____ Data excerpts

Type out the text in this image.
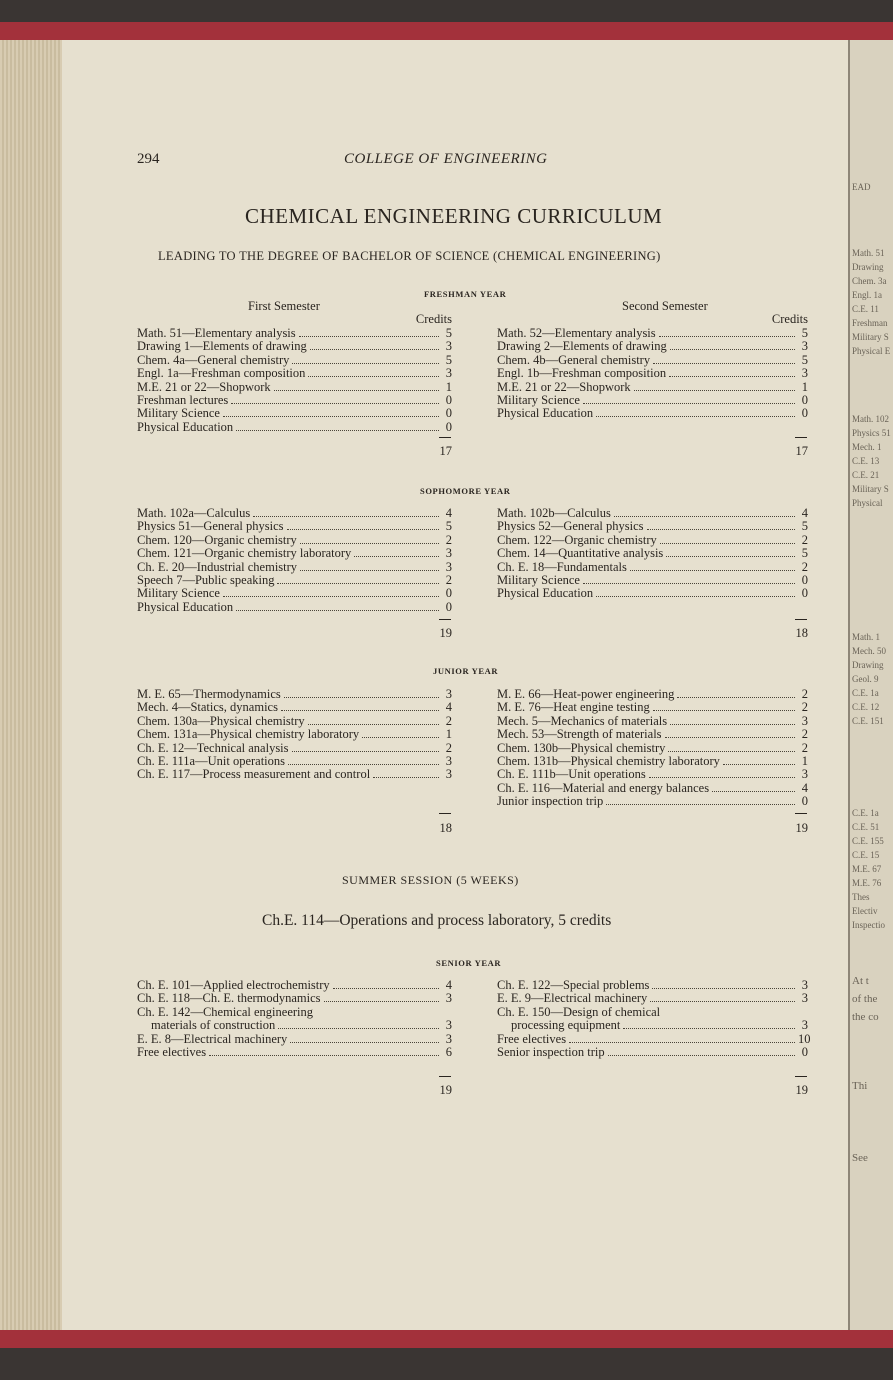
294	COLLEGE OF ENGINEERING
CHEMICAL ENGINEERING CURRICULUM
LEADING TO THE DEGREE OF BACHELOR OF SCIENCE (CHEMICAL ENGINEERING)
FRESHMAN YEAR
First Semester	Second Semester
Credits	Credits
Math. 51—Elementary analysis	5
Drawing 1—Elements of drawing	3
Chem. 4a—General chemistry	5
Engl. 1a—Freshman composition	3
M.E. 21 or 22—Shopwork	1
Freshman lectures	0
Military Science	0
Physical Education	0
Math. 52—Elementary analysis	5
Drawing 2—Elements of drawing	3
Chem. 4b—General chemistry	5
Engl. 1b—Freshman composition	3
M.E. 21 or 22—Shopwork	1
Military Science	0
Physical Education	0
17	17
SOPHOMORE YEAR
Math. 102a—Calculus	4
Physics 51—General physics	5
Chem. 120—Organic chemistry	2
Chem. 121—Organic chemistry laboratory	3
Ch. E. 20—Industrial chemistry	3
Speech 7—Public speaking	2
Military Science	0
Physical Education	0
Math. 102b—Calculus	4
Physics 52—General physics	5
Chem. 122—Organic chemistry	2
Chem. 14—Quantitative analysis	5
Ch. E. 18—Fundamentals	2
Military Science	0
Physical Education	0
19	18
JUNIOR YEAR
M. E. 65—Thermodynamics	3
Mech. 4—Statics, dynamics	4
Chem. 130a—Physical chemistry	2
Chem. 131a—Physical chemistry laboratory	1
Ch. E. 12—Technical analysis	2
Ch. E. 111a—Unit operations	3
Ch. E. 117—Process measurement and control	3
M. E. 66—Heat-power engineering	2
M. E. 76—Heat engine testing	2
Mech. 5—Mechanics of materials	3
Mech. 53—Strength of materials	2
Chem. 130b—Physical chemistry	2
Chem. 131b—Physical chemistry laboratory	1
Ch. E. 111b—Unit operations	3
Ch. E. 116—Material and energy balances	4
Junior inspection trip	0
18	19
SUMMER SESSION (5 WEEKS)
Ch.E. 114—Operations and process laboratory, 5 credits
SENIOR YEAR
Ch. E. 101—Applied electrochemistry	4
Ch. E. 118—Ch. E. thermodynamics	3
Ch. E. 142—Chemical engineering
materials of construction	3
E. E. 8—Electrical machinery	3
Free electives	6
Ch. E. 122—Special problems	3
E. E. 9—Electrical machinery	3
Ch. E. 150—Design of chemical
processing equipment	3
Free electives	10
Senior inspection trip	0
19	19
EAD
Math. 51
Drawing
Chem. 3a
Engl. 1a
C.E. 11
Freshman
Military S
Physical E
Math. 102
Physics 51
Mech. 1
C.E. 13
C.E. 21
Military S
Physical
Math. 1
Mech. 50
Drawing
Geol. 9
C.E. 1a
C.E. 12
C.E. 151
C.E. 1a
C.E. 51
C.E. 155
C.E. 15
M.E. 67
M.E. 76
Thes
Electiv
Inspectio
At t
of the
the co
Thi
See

________

_What to work on_: Which lines of the data include "inspection"? Copy each of them.

_Exercise solution_:
Junior inspection trip	0
Senior inspection trip	0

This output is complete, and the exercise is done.